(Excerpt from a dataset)
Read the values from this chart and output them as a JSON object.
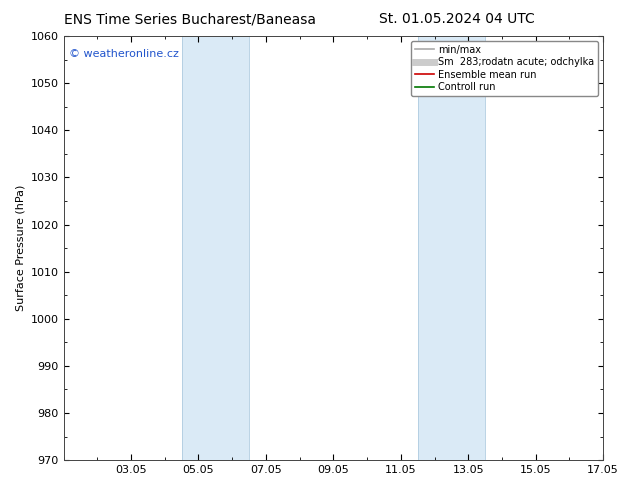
{
  "title_left": "ENS Time Series Bucharest/Baneasa",
  "title_right": "St. 01.05.2024 04 UTC",
  "ylabel": "Surface Pressure (hPa)",
  "ylim": [
    970,
    1060
  ],
  "yticks": [
    970,
    980,
    990,
    1000,
    1010,
    1020,
    1030,
    1040,
    1050,
    1060
  ],
  "xlim": [
    0,
    16
  ],
  "xtick_labels": [
    "03.05",
    "05.05",
    "07.05",
    "09.05",
    "11.05",
    "13.05",
    "15.05",
    "17.05"
  ],
  "xtick_positions": [
    2,
    4,
    6,
    8,
    10,
    12,
    14,
    16
  ],
  "shaded_bands": [
    {
      "xmin": 3.5,
      "xmax": 5.5,
      "color": "#daeaf6"
    },
    {
      "xmin": 10.5,
      "xmax": 12.5,
      "color": "#daeaf6"
    }
  ],
  "shaded_dividers": [
    3.5,
    5.5,
    10.5,
    12.5
  ],
  "legend_entries": [
    {
      "label": "min/max",
      "color": "#aaaaaa",
      "lw": 1.2
    },
    {
      "label": "Sm  283;rodatn acute; odchylka",
      "color": "#cccccc",
      "lw": 5
    },
    {
      "label": "Ensemble mean run",
      "color": "#cc0000",
      "lw": 1.2
    },
    {
      "label": "Controll run",
      "color": "#007700",
      "lw": 1.2
    }
  ],
  "watermark": "© weatheronline.cz",
  "watermark_color": "#2255cc",
  "background_color": "#ffffff",
  "plot_bg_color": "#ffffff",
  "title_fontsize": 10,
  "axis_label_fontsize": 8,
  "tick_fontsize": 8,
  "watermark_fontsize": 8
}
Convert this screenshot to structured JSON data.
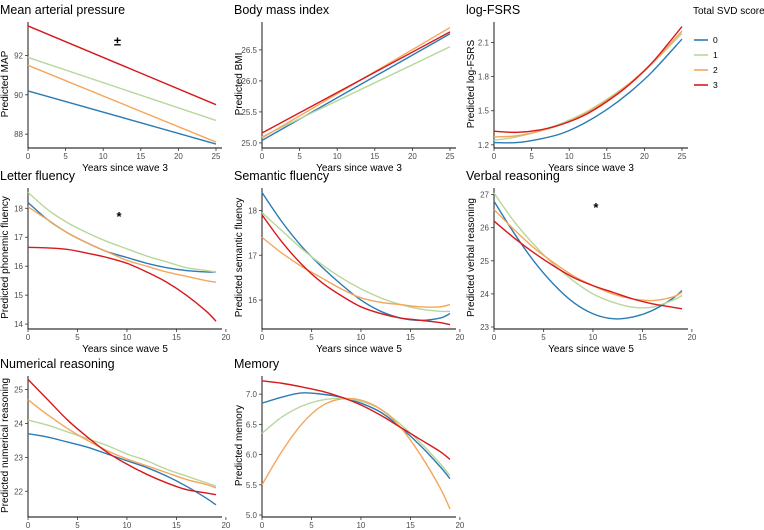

# Work to be completed
Every record above should be transcribed exactly; the pictures stay out of the copy.

# Full solution
Read the values from this chart and output them as a JSON object.
{
  "title_left": "ENS Time Series Bucharest/Baneasa",
  "title_right": "St. 01.05.2024 04 UTC",
  "ylabel": "Surface Pressure (hPa)",
  "ylim": [
    970,
    1060
  ],
  "yticks": [
    970,
    980,
    990,
    1000,
    1010,
    1020,
    1030,
    1040,
    1050,
    1060
  ],
  "xlim": [
    0,
    16
  ],
  "xtick_labels": [
    "03.05",
    "05.05",
    "07.05",
    "09.05",
    "11.05",
    "13.05",
    "15.05",
    "17.05"
  ],
  "xtick_positions": [
    2,
    4,
    6,
    8,
    10,
    12,
    14,
    16
  ],
  "shaded_bands": [
    {
      "xmin": 3.5,
      "xmax": 5.5,
      "color": "#daeaf6"
    },
    {
      "xmin": 10.5,
      "xmax": 12.5,
      "color": "#daeaf6"
    }
  ],
  "shaded_dividers": [
    3.5,
    5.5,
    10.5,
    12.5
  ],
  "legend_entries": [
    {
      "label": "min/max",
      "color": "#aaaaaa",
      "lw": 1.2
    },
    {
      "label": "Sm  283;rodatn acute; odchylka",
      "color": "#cccccc",
      "lw": 5
    },
    {
      "label": "Ensemble mean run",
      "color": "#cc0000",
      "lw": 1.2
    },
    {
      "label": "Controll run",
      "color": "#007700",
      "lw": 1.2
    }
  ],
  "watermark": "© weatheronline.cz",
  "watermark_color": "#2255cc",
  "background_color": "#ffffff",
  "plot_bg_color": "#ffffff",
  "title_fontsize": 10,
  "axis_label_fontsize": 8,
  "tick_fontsize": 8,
  "watermark_fontsize": 8
}
Convert this screenshot to structured JSON data.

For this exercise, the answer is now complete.